--- ITEMS ---
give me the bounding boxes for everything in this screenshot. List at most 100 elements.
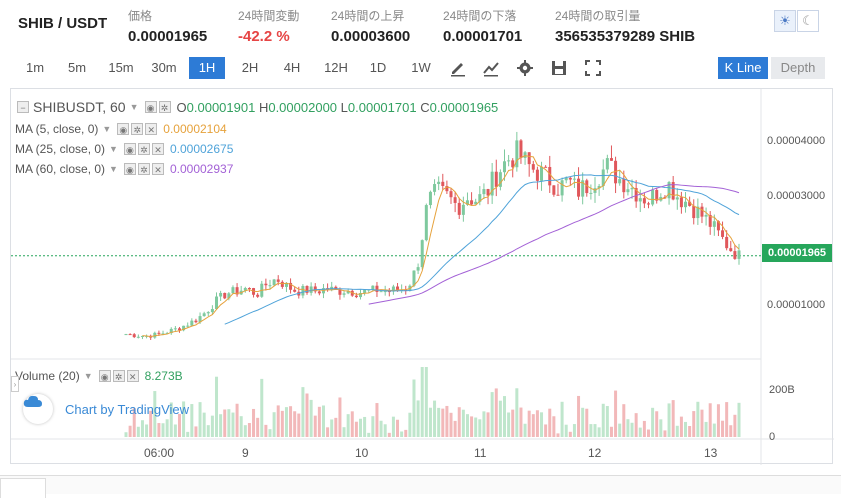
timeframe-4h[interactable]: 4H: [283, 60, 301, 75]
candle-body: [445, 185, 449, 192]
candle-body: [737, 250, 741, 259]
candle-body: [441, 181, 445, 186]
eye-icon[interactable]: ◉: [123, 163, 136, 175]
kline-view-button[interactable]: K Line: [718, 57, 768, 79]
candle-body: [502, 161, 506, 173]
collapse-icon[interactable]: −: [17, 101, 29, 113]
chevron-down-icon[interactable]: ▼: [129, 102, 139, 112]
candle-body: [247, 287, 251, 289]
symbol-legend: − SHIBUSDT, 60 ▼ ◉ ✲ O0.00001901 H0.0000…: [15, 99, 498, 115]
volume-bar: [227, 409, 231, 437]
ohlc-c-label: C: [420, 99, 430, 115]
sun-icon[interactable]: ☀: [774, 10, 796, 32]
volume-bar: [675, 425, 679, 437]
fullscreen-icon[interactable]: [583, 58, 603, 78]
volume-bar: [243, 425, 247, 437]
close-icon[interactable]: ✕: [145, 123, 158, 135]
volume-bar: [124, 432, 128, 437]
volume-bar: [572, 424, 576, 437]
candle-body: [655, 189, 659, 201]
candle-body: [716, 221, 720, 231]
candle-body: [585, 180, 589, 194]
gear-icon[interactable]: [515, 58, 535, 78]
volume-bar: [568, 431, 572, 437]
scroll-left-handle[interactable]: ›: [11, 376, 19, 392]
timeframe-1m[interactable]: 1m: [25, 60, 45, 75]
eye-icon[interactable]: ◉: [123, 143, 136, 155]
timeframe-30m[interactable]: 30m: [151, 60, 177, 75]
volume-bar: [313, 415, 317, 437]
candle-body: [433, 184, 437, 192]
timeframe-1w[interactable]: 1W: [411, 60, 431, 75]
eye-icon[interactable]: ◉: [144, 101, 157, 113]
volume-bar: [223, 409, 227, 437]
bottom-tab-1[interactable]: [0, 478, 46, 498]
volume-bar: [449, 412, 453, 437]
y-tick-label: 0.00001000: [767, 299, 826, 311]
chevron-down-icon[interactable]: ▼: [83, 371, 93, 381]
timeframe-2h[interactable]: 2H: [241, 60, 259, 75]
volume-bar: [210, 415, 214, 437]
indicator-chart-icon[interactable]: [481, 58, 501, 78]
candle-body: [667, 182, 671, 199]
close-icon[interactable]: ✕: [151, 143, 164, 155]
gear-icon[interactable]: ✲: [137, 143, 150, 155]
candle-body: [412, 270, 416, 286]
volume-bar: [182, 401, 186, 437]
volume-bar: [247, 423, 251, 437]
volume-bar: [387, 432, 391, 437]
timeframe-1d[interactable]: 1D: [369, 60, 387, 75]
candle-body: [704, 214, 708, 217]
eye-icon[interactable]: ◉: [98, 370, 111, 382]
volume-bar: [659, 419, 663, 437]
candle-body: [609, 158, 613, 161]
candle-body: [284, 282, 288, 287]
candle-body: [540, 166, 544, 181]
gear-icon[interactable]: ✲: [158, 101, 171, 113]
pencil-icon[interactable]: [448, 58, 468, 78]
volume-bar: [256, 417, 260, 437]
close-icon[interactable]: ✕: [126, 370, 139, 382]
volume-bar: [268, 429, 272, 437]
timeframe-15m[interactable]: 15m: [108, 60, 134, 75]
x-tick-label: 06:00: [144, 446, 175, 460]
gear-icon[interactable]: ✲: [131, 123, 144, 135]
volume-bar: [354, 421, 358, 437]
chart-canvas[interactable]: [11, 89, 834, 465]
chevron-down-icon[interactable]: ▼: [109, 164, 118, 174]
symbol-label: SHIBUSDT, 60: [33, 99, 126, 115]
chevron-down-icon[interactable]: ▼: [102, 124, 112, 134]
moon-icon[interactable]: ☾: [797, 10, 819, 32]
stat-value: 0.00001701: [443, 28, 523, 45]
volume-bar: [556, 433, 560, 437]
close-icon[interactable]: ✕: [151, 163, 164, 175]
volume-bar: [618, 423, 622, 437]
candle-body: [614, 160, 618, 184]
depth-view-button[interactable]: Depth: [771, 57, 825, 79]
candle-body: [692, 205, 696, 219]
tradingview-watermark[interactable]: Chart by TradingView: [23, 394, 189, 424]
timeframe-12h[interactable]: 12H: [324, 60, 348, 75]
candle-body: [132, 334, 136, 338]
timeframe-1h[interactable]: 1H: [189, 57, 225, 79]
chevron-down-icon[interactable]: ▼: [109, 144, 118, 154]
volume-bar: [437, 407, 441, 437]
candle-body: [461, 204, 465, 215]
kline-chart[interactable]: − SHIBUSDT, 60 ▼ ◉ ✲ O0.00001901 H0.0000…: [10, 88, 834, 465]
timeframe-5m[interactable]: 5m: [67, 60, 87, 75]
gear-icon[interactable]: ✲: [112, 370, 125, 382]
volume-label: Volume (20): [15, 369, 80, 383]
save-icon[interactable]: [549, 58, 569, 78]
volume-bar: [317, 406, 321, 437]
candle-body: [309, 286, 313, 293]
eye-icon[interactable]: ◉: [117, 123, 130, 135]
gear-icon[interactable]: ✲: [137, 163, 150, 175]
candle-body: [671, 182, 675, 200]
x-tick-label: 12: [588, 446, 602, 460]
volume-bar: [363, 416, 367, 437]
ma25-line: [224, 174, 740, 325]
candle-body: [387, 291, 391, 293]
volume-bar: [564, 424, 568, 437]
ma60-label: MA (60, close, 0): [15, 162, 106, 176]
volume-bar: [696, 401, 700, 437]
---
__PROBLEM DETAILS__
Copy out every line of the records above word for word, leaving out the pictures.

__TASK OUTPUT__
give me the bounding boxes for everything in this screenshot. List at most 100 elements.
timeframe-4h[interactable]: 4H: [283, 60, 301, 75]
candle-body: [445, 185, 449, 192]
candle-body: [737, 250, 741, 259]
candle-body: [441, 181, 445, 186]
eye-icon[interactable]: ◉: [123, 163, 136, 175]
kline-view-button[interactable]: K Line: [718, 57, 768, 79]
candle-body: [502, 161, 506, 173]
collapse-icon[interactable]: −: [17, 101, 29, 113]
chevron-down-icon[interactable]: ▼: [129, 102, 139, 112]
candle-body: [247, 287, 251, 289]
symbol-legend: − SHIBUSDT, 60 ▼ ◉ ✲ O0.00001901 H0.0000…: [15, 99, 498, 115]
volume-bar: [227, 409, 231, 437]
ohlc-c-label: C: [420, 99, 430, 115]
sun-icon[interactable]: ☀: [774, 10, 796, 32]
volume-bar: [675, 425, 679, 437]
fullscreen-icon[interactable]: [583, 58, 603, 78]
volume-bar: [243, 425, 247, 437]
close-icon[interactable]: ✕: [145, 123, 158, 135]
volume-bar: [124, 432, 128, 437]
volume-bar: [572, 424, 576, 437]
candle-body: [655, 189, 659, 201]
candle-body: [716, 221, 720, 231]
candle-body: [585, 180, 589, 194]
gear-icon[interactable]: [515, 58, 535, 78]
volume-bar: [568, 431, 572, 437]
scroll-left-handle[interactable]: ›: [11, 376, 19, 392]
timeframe-1m[interactable]: 1m: [25, 60, 45, 75]
eye-icon[interactable]: ◉: [123, 143, 136, 155]
timeframe-30m[interactable]: 30m: [151, 60, 177, 75]
volume-bar: [313, 415, 317, 437]
candle-body: [433, 184, 437, 192]
timeframe-1w[interactable]: 1W: [411, 60, 431, 75]
eye-icon[interactable]: ◉: [144, 101, 157, 113]
volume-bar: [223, 409, 227, 437]
bottom-tab-1[interactable]: [0, 478, 46, 498]
volume-bar: [449, 412, 453, 437]
y-tick-label: 0.00001000: [767, 299, 826, 311]
chevron-down-icon[interactable]: ▼: [83, 371, 93, 381]
timeframe-2h[interactable]: 2H: [241, 60, 259, 75]
volume-bar: [210, 415, 214, 437]
indicator-chart-icon[interactable]: [481, 58, 501, 78]
candle-body: [667, 182, 671, 199]
close-icon[interactable]: ✕: [151, 143, 164, 155]
gear-icon[interactable]: ✲: [137, 143, 150, 155]
candle-body: [412, 270, 416, 286]
volume-bar: [182, 401, 186, 437]
volume-bar: [247, 423, 251, 437]
volume-bar: [387, 432, 391, 437]
timeframe-1d[interactable]: 1D: [369, 60, 387, 75]
candle-body: [704, 214, 708, 217]
eye-icon[interactable]: ◉: [98, 370, 111, 382]
volume-bar: [659, 419, 663, 437]
candle-body: [609, 158, 613, 161]
candle-body: [284, 282, 288, 287]
candle-body: [540, 166, 544, 181]
gear-icon[interactable]: ✲: [158, 101, 171, 113]
pencil-icon[interactable]: [448, 58, 468, 78]
volume-bar: [256, 417, 260, 437]
close-icon[interactable]: ✕: [126, 370, 139, 382]
volume-bar: [268, 429, 272, 437]
timeframe-15m[interactable]: 15m: [108, 60, 134, 75]
x-tick-label: 06:00: [144, 446, 175, 460]
gear-icon[interactable]: ✲: [131, 123, 144, 135]
volume-bar: [354, 421, 358, 437]
chart-canvas[interactable]: [11, 89, 834, 465]
chevron-down-icon[interactable]: ▼: [109, 164, 118, 174]
symbol-label: SHIBUSDT, 60: [33, 99, 126, 115]
chevron-down-icon[interactable]: ▼: [102, 124, 112, 134]
moon-icon[interactable]: ☾: [797, 10, 819, 32]
stat-value: 0.00001701: [443, 28, 523, 45]
volume-bar: [556, 433, 560, 437]
close-icon[interactable]: ✕: [151, 163, 164, 175]
volume-bar: [618, 423, 622, 437]
candle-body: [614, 160, 618, 184]
depth-view-button[interactable]: Depth: [771, 57, 825, 79]
candle-body: [692, 205, 696, 219]
tradingview-watermark[interactable]: Chart by TradingView: [23, 394, 189, 424]
timeframe-12h[interactable]: 12H: [324, 60, 348, 75]
candle-body: [132, 334, 136, 338]
timeframe-1h[interactable]: 1H: [189, 57, 225, 79]
chevron-down-icon[interactable]: ▼: [109, 144, 118, 154]
volume-bar: [437, 407, 441, 437]
candle-body: [461, 204, 465, 215]
kline-chart[interactable]: − SHIBUSDT, 60 ▼ ◉ ✲ O0.00001901 H0.0000…: [10, 88, 834, 465]
timeframe-5m[interactable]: 5m: [67, 60, 87, 75]
gear-icon[interactable]: ✲: [112, 370, 125, 382]
volume-label: Volume (20): [15, 369, 80, 383]
save-icon[interactable]: [549, 58, 569, 78]
volume-bar: [317, 406, 321, 437]
candle-body: [309, 286, 313, 293]
eye-icon[interactable]: ◉: [117, 123, 130, 135]
gear-icon[interactable]: ✲: [137, 163, 150, 175]
candle-body: [671, 182, 675, 200]
x-tick-label: 12: [588, 446, 602, 460]
volume-bar: [363, 416, 367, 437]
ma25-line: [224, 174, 740, 325]
candle-body: [387, 291, 391, 293]
volume-bar: [564, 424, 568, 437]
ma60-label: MA (60, close, 0): [15, 162, 106, 176]
volume-bar: [696, 401, 700, 437]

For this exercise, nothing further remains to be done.